ENTRIES SUPPLIED.
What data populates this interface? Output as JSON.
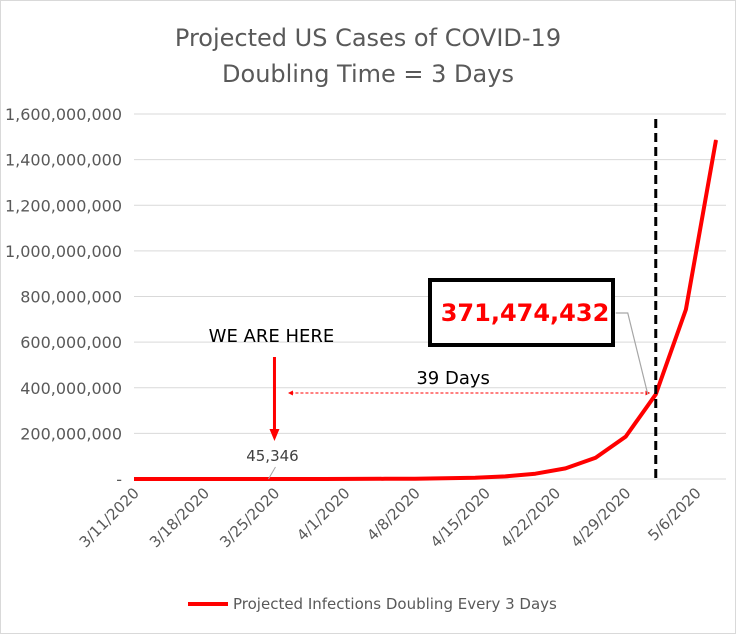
{
  "chart_data": {
    "type": "line",
    "title": "Projected US Cases of COVID-19",
    "subtitle": "Doubling Time = 3 Days",
    "xlabel": "",
    "ylabel": "",
    "ylim": [
      0,
      1600000000
    ],
    "y_ticks": [
      0,
      200000000,
      400000000,
      600000000,
      800000000,
      1000000000,
      1200000000,
      1400000000,
      1600000000
    ],
    "y_tick_labels": [
      "-",
      "200,000,000",
      "400,000,000",
      "600,000,000",
      "800,000,000",
      "1,000,000,000",
      "1,200,000,000",
      "1,400,000,000",
      "1,600,000,000"
    ],
    "x_tick_labels": [
      "3/11/2020",
      "3/18/2020",
      "3/25/2020",
      "4/1/2020",
      "4/8/2020",
      "4/15/2020",
      "4/22/2020",
      "4/29/2020",
      "5/6/2020"
    ],
    "x_tick_dates": [
      "2020-03-11",
      "2020-03-18",
      "2020-03-25",
      "2020-04-01",
      "2020-04-08",
      "2020-04-15",
      "2020-04-22",
      "2020-04-29",
      "2020-05-06"
    ],
    "xlim": [
      "2020-03-11",
      "2020-05-09"
    ],
    "grid": "horizontal",
    "legend_position": "bottom",
    "series": [
      {
        "name": "Projected Infections Doubling Every 3 Days",
        "color": "#ff0000",
        "x": [
          "2020-03-24",
          "2020-03-27",
          "2020-03-30",
          "2020-04-02",
          "2020-04-05",
          "2020-04-08",
          "2020-04-11",
          "2020-04-14",
          "2020-04-17",
          "2020-04-20",
          "2020-04-23",
          "2020-04-26",
          "2020-04-29",
          "2020-05-02",
          "2020-05-05",
          "2020-05-08"
        ],
        "y": [
          45346,
          90692,
          181384,
          362768,
          725536,
          1451072,
          2902144,
          5804288,
          11608576,
          23217152,
          46434304,
          92868608,
          185737216,
          371474432,
          742948864,
          1485897728
        ]
      }
    ],
    "annotations": {
      "we_are_here": {
        "text": "WE ARE HERE",
        "date": "2020-03-25"
      },
      "start_value": {
        "text": "45,346",
        "date": "2020-03-25"
      },
      "duration": {
        "text": "39 Days",
        "from": "2020-03-24",
        "to": "2020-05-02"
      },
      "target_value": {
        "text": "371,474,432",
        "date": "2020-05-02",
        "value": 371474432
      }
    }
  }
}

WHAT IS REQUIRED.
Without the pictures, transcribe the listing above exactly.

WRITTEN RESPONSE.
What data populates this interface? Output as JSON.
{
  "chart_data": {
    "type": "line",
    "title": "Projected US Cases of COVID-19",
    "subtitle": "Doubling Time = 3 Days",
    "xlabel": "",
    "ylabel": "",
    "ylim": [
      0,
      1600000000
    ],
    "y_ticks": [
      0,
      200000000,
      400000000,
      600000000,
      800000000,
      1000000000,
      1200000000,
      1400000000,
      1600000000
    ],
    "y_tick_labels": [
      "-",
      "200,000,000",
      "400,000,000",
      "600,000,000",
      "800,000,000",
      "1,000,000,000",
      "1,200,000,000",
      "1,400,000,000",
      "1,600,000,000"
    ],
    "x_tick_labels": [
      "3/11/2020",
      "3/18/2020",
      "3/25/2020",
      "4/1/2020",
      "4/8/2020",
      "4/15/2020",
      "4/22/2020",
      "4/29/2020",
      "5/6/2020"
    ],
    "x_tick_dates": [
      "2020-03-11",
      "2020-03-18",
      "2020-03-25",
      "2020-04-01",
      "2020-04-08",
      "2020-04-15",
      "2020-04-22",
      "2020-04-29",
      "2020-05-06"
    ],
    "xlim": [
      "2020-03-11",
      "2020-05-09"
    ],
    "grid": "horizontal",
    "legend_position": "bottom",
    "series": [
      {
        "name": "Projected Infections Doubling Every 3 Days",
        "color": "#ff0000",
        "x": [
          "2020-03-24",
          "2020-03-27",
          "2020-03-30",
          "2020-04-02",
          "2020-04-05",
          "2020-04-08",
          "2020-04-11",
          "2020-04-14",
          "2020-04-17",
          "2020-04-20",
          "2020-04-23",
          "2020-04-26",
          "2020-04-29",
          "2020-05-02",
          "2020-05-05",
          "2020-05-08"
        ],
        "y": [
          45346,
          90692,
          181384,
          362768,
          725536,
          1451072,
          2902144,
          5804288,
          11608576,
          23217152,
          46434304,
          92868608,
          185737216,
          371474432,
          742948864,
          1485897728
        ]
      }
    ],
    "annotations": {
      "we_are_here": {
        "text": "WE ARE HERE",
        "date": "2020-03-25"
      },
      "start_value": {
        "text": "45,346",
        "date": "2020-03-25"
      },
      "duration": {
        "text": "39 Days",
        "from": "2020-03-24",
        "to": "2020-05-02"
      },
      "target_value": {
        "text": "371,474,432",
        "date": "2020-05-02",
        "value": 371474432
      }
    }
  }
}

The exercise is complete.